### Written problem
Identify all lines of the data containing the string "pela" and copy them.

**********

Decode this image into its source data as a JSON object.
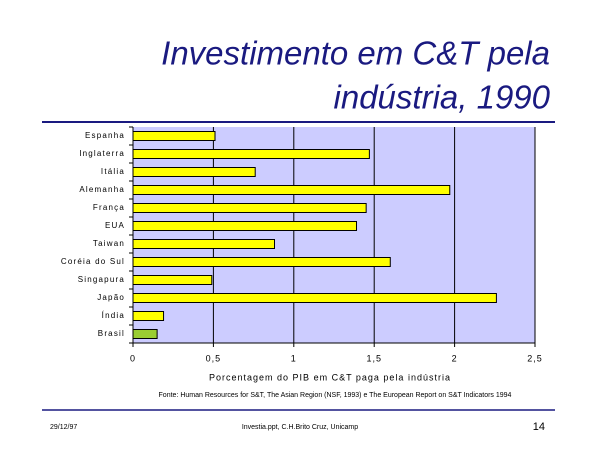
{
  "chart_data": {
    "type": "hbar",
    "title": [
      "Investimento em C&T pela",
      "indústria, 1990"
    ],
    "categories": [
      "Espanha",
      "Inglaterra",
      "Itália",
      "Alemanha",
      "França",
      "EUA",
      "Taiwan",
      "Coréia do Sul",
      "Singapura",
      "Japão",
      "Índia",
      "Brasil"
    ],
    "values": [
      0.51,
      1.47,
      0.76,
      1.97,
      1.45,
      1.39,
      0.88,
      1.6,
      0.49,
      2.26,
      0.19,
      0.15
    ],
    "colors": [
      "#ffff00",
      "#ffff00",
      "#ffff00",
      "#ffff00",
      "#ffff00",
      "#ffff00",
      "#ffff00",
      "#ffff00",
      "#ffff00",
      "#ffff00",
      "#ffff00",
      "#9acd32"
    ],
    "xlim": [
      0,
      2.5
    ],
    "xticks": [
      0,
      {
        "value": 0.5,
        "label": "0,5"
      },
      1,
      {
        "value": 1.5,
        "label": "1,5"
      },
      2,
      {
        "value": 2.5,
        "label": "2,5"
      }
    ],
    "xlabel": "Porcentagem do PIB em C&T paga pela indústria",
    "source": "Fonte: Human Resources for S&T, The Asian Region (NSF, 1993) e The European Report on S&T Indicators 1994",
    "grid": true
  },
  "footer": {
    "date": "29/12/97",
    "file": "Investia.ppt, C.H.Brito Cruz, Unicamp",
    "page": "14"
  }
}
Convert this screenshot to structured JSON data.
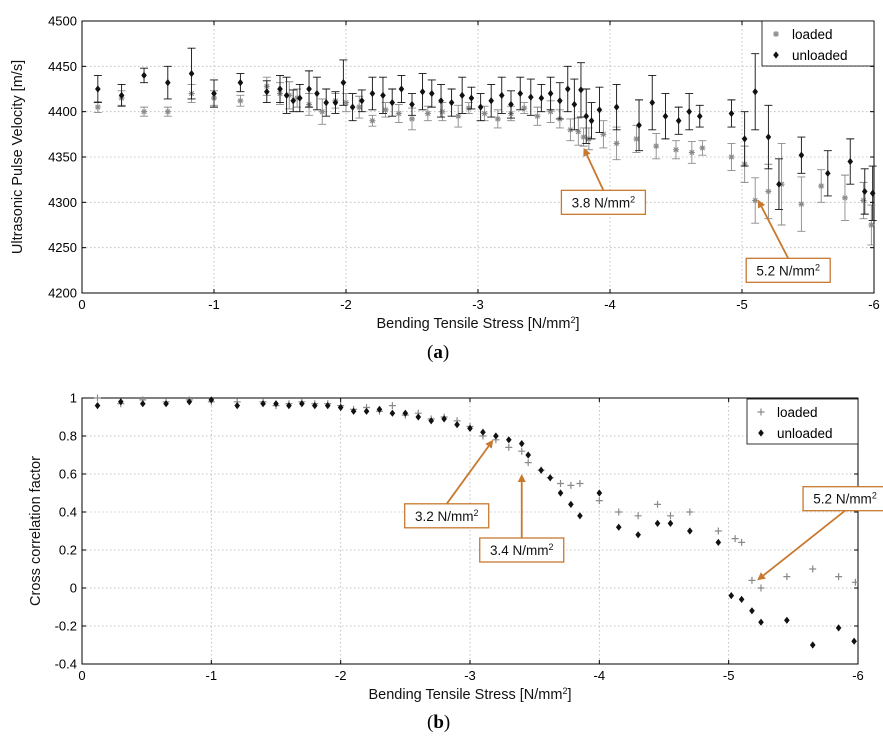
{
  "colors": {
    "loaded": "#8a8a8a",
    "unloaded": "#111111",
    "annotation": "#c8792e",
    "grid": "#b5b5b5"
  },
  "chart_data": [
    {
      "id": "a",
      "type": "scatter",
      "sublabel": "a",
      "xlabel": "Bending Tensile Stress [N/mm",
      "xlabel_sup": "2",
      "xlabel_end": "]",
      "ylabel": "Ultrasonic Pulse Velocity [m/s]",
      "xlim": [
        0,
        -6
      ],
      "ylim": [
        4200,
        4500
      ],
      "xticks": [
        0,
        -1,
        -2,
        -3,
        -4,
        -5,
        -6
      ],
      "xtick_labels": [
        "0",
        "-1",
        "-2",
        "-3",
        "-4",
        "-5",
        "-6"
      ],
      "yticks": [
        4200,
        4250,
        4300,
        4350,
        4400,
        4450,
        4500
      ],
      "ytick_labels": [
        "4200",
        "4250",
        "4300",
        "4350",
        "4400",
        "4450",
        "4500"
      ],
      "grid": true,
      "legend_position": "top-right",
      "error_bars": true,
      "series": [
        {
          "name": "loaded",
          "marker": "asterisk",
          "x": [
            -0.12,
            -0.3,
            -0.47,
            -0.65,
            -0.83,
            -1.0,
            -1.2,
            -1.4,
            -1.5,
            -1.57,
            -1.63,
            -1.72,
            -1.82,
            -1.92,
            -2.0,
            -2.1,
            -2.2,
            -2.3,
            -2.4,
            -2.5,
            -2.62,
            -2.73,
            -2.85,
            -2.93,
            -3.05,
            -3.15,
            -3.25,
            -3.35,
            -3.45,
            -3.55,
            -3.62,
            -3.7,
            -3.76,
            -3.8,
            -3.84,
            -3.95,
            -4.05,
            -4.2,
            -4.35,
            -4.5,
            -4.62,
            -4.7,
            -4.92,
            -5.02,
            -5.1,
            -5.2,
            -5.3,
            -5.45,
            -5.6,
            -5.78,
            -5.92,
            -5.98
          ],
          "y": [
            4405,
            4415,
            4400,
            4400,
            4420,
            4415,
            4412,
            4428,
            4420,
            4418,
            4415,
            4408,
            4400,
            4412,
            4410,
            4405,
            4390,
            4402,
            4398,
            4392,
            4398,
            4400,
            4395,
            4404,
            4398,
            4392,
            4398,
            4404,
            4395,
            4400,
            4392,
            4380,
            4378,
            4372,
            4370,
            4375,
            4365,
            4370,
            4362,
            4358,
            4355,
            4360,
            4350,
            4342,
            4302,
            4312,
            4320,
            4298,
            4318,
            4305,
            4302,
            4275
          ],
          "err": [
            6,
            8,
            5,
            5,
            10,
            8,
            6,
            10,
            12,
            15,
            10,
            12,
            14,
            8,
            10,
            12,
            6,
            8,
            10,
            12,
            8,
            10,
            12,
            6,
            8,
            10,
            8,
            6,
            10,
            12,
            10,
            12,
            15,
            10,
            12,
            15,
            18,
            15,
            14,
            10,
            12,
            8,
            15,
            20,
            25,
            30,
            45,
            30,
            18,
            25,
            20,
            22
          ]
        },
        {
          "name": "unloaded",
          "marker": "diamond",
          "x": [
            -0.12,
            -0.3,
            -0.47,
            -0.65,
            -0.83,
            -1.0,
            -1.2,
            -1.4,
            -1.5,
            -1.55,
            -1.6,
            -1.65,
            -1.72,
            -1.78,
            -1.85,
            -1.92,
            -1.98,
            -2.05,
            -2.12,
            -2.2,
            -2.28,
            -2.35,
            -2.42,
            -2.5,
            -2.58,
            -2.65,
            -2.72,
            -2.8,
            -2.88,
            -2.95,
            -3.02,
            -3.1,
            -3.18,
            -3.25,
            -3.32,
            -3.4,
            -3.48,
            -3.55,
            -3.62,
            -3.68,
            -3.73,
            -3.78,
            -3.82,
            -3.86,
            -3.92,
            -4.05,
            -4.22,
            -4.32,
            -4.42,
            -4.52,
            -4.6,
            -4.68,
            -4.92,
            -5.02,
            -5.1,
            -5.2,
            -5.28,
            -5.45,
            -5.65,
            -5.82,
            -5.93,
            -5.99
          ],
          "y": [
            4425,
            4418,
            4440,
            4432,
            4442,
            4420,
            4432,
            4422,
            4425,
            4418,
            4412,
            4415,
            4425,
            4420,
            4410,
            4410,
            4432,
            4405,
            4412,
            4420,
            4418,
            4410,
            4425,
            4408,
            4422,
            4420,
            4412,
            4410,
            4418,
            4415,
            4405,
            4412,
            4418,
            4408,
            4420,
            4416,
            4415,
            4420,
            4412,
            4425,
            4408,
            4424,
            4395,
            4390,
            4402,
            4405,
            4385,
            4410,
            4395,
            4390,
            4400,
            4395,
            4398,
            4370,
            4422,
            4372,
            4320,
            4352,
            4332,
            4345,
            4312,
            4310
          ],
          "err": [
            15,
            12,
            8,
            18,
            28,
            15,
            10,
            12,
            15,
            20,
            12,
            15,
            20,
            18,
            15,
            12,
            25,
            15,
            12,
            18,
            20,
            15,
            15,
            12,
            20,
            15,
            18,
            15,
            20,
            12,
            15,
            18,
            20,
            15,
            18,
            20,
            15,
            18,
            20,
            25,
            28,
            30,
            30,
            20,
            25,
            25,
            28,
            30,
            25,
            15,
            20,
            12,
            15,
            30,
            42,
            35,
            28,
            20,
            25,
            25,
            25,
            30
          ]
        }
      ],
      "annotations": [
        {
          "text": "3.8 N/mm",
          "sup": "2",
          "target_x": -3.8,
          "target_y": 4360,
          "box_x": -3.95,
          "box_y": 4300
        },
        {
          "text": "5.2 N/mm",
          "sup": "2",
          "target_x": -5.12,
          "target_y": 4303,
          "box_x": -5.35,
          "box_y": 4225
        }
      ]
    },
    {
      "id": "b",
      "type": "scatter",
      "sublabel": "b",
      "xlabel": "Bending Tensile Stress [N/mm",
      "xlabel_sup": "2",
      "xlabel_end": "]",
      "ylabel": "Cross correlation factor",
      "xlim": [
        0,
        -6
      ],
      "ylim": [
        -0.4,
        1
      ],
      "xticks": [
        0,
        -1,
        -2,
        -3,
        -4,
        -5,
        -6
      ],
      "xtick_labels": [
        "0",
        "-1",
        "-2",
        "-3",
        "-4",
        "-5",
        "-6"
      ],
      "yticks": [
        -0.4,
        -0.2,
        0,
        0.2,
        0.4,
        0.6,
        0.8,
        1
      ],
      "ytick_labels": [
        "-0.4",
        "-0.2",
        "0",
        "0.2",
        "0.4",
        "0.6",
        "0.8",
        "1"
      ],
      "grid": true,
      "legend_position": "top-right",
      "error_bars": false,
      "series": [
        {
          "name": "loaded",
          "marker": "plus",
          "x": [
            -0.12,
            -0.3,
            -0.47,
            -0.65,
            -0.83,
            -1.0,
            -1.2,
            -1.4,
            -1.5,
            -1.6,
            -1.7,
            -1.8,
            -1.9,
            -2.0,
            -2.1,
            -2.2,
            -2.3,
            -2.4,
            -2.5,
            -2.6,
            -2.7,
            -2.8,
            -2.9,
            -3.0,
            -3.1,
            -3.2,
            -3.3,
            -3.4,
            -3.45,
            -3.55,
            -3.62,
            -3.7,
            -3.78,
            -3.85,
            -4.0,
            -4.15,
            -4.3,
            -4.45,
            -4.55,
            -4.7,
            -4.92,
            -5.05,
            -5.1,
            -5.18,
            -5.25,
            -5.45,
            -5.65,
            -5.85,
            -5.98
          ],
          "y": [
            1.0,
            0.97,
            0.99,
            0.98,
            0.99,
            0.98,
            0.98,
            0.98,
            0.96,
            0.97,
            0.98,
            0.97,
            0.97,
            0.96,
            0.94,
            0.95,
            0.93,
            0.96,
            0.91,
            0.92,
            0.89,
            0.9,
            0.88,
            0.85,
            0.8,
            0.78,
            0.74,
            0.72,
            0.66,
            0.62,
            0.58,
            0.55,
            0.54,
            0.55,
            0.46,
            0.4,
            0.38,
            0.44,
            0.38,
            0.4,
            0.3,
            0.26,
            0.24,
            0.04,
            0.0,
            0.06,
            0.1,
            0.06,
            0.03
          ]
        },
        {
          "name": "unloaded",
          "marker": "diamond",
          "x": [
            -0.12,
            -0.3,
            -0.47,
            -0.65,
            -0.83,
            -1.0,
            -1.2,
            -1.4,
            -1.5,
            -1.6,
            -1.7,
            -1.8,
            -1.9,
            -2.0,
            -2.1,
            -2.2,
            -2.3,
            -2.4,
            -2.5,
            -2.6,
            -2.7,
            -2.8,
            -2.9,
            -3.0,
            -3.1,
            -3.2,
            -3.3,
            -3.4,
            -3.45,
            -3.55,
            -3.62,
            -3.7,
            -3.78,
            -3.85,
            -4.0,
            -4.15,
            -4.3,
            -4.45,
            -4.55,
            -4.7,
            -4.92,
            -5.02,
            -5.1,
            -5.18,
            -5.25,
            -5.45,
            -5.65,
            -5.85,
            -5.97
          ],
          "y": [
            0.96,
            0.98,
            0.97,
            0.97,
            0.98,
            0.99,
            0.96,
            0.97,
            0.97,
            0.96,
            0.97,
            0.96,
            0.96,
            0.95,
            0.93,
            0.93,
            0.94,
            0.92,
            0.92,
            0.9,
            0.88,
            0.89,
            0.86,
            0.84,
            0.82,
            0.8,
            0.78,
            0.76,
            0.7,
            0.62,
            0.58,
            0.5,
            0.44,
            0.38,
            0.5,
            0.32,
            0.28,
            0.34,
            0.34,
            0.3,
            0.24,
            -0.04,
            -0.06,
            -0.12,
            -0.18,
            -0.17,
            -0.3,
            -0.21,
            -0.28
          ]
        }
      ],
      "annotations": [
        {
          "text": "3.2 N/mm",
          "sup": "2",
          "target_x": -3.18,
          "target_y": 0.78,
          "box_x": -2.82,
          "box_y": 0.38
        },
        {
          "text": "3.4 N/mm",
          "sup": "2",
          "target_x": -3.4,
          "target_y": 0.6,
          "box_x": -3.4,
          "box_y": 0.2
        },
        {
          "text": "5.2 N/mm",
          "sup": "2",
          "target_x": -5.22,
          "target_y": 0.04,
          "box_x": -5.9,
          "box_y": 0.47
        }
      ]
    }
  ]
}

**********

### Result below
      "Investimento em C&T pela",
    "xlabel": "Porcentagem do PIB em C&T paga pela indústria",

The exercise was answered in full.